▸ **OBJECTIVE**: Isolate every line in the data with the string "ylabel" and copy it.

▸ **GIVEN ENTRIES**:
»»

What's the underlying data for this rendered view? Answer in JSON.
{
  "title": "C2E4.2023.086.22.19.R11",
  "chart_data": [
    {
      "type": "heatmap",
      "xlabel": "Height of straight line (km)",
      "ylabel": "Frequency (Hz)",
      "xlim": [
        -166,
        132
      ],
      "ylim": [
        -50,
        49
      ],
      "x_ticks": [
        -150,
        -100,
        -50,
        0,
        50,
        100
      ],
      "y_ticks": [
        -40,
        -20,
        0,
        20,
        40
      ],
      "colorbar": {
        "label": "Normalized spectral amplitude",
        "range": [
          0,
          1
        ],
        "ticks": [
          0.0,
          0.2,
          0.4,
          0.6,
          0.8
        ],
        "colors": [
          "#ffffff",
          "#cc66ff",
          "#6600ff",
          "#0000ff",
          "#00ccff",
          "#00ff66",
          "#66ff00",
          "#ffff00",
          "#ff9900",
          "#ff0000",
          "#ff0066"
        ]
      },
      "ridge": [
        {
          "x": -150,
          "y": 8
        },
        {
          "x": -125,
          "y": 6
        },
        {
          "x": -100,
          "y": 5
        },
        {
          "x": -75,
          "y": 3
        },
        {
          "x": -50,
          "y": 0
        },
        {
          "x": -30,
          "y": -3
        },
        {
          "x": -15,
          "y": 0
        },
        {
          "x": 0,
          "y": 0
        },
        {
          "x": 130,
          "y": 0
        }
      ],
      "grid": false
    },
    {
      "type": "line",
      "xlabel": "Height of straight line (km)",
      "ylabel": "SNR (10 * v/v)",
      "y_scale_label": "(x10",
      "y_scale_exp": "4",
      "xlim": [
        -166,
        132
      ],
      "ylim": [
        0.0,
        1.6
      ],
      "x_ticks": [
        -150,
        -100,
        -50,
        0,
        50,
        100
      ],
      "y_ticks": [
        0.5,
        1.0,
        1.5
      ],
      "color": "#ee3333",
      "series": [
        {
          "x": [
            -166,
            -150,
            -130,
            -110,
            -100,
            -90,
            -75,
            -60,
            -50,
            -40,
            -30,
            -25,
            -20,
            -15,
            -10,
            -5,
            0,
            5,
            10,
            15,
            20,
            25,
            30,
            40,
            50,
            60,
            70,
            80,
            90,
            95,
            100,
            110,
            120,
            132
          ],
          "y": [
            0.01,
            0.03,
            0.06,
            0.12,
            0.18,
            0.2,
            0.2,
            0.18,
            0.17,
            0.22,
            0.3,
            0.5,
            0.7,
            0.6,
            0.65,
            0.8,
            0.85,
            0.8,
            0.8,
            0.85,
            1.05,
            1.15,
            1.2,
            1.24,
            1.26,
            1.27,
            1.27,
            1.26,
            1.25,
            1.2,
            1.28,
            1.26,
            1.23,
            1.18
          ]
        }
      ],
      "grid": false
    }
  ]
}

««

▸ **SOLVED PROBLEM**:
      "ylabel": "Frequency (Hz)",
      "ylabel": "SNR (10 * v/v)",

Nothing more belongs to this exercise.